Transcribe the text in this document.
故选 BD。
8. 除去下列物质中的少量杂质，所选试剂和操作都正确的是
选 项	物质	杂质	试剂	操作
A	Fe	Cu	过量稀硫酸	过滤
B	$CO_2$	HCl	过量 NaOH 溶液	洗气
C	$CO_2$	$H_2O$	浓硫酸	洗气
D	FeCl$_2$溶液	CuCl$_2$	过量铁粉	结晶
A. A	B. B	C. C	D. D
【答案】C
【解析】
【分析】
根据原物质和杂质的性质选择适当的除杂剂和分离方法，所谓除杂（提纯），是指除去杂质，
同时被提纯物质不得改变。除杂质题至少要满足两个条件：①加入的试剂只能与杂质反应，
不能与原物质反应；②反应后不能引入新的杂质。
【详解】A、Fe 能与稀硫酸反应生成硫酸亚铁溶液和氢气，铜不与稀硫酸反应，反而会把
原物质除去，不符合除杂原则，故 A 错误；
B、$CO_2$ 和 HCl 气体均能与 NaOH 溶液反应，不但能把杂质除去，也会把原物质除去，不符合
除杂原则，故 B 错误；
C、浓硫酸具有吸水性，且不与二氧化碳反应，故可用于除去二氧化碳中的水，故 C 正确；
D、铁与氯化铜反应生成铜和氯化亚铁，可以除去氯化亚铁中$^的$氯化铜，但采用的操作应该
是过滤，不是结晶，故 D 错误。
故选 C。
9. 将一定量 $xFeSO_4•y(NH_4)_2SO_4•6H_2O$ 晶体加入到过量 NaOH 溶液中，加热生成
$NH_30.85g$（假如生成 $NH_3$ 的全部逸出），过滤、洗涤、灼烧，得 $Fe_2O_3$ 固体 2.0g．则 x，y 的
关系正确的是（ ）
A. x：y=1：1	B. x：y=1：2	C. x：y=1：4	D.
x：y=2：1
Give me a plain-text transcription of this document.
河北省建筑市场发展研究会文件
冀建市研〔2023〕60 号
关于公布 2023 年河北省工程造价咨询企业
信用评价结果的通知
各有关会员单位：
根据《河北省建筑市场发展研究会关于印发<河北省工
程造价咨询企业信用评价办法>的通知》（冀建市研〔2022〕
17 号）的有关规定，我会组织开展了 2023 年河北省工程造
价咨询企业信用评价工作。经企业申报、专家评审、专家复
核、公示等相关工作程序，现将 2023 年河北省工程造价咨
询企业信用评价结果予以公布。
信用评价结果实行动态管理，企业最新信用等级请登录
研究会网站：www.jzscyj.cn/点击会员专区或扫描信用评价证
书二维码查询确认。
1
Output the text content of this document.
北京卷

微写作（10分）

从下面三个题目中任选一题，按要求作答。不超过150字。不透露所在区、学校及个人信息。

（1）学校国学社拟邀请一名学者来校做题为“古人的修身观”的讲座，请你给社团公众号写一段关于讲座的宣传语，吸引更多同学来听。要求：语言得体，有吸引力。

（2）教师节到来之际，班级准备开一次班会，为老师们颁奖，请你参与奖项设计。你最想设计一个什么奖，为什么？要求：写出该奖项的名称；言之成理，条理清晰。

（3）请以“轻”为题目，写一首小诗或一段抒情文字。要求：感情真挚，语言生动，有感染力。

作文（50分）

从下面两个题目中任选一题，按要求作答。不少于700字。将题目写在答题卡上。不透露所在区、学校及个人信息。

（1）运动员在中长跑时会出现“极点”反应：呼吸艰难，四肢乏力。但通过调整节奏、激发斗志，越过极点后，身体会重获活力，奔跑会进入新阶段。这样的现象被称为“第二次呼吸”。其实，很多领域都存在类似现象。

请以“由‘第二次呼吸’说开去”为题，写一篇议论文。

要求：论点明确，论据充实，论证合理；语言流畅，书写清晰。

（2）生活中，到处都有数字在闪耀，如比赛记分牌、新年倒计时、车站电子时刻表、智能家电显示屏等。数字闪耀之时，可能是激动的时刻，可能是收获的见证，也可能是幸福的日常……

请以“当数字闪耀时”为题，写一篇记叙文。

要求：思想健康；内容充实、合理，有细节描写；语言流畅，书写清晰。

## What you need to do
The records above need to be transcribed in full. Keep every character unchanged.

## Solution below
Transcribe the text in this document.
故选 BD。
8. 除去下列物质中的少量杂质，所选试剂和操作都正确的是
选 项	物质	杂质	试剂	操作
A	Fe	Cu	过量稀硫酸	过滤
B	$CO_2$	HCl	过量 NaOH 溶液	洗气
C	$CO_2$	$H_2O$	浓硫酸	洗气
D	FeCl$_2$溶液	CuCl$_2$	过量铁粉	结晶
A. A	B. B	C. C	D. D
【答案】C
【解析】
【分析】
根据原物质和杂质的性质选择适当的除杂剂和分离方法，所谓除杂（提纯），是指除去杂质，
同时被提纯物质不得改变。除杂质题至少要满足两个条件：①加入的试剂只能与杂质反应，
不能与原物质反应；②反应后不能引入新的杂质。
【详解】A、Fe 能与稀硫酸反应生成硫酸亚铁溶液和氢气，铜不与稀硫酸反应，反而会把
原物质除去，不符合除杂原则，故 A 错误；
B、$CO_2$ 和 HCl 气体均能与 NaOH 溶液反应，不但能把杂质除去，也会把原物质除去，不符合
除杂原则，故 B 错误；
C、浓硫酸具有吸水性，且不与二氧化碳反应，故可用于除去二氧化碳中的水，故 C 正确；
D、铁与氯化铜反应生成铜和氯化亚铁，可以除去氯化亚铁中$^的$氯化铜，但采用的操作应该
是过滤，不是结晶，故 D 错误。
故选 C。
9. 将一定量 $xFeSO_4•y(NH_4)_2SO_4•6H_2O$ 晶体加入到过量 NaOH 溶液中，加热生成
$NH_30.85g$（假如生成 $NH_3$ 的全部逸出），过滤、洗涤、灼烧，得 $Fe_2O_3$ 固体 2.0g．则 x，y 的
关系正确的是（ ）
A. x：y=1：1	B. x：y=1：2	C. x：y=1：4	D.
x：y=2：1
Give me a plain-text transcription of this document.
河北省建筑市场发展研究会文件
冀建市研〔2023〕60 号
关于公布 2023 年河北省工程造价咨询企业
信用评价结果的通知
各有关会员单位：
根据《河北省建筑市场发展研究会关于印发<河北省工
程造价咨询企业信用评价办法>的通知》（冀建市研〔2022〕
17 号）的有关规定，我会组织开展了 2023 年河北省工程造
价咨询企业信用评价工作。经企业申报、专家评审、专家复
核、公示等相关工作程序，现将 2023 年河北省工程造价咨
询企业信用评价结果予以公布。
信用评价结果实行动态管理，企业最新信用等级请登录
研究会网站：www.jzscyj.cn/点击会员专区或扫描信用评价证
书二维码查询确认。
1
Output the text content of this document.
北京卷

微写作（10分）

从下面三个题目中任选一题，按要求作答。不超过150字。不透露所在区、学校及个人信息。

（1）学校国学社拟邀请一名学者来校做题为“古人的修身观”的讲座，请你给社团公众号写一段关于讲座的宣传语，吸引更多同学来听。要求：语言得体，有吸引力。

（2）教师节到来之际，班级准备开一次班会，为老师们颁奖，请你参与奖项设计。你最想设计一个什么奖，为什么？要求：写出该奖项的名称；言之成理，条理清晰。

（3）请以“轻”为题目，写一首小诗或一段抒情文字。要求：感情真挚，语言生动，有感染力。

作文（50分）

从下面两个题目中任选一题，按要求作答。不少于700字。将题目写在答题卡上。不透露所在区、学校及个人信息。

（1）运动员在中长跑时会出现“极点”反应：呼吸艰难，四肢乏力。但通过调整节奏、激发斗志，越过极点后，身体会重获活力，奔跑会进入新阶段。这样的现象被称为“第二次呼吸”。其实，很多领域都存在类似现象。

请以“由‘第二次呼吸’说开去”为题，写一篇议论文。

要求：论点明确，论据充实，论证合理；语言流畅，书写清晰。

（2）生活中，到处都有数字在闪耀，如比赛记分牌、新年倒计时、车站电子时刻表、智能家电显示屏等。数字闪耀之时，可能是激动的时刻，可能是收获的见证，也可能是幸福的日常……

请以“当数字闪耀时”为题，写一篇记叙文。

要求：思想健康；内容充实、合理，有细节描写；语言流畅，书写清晰。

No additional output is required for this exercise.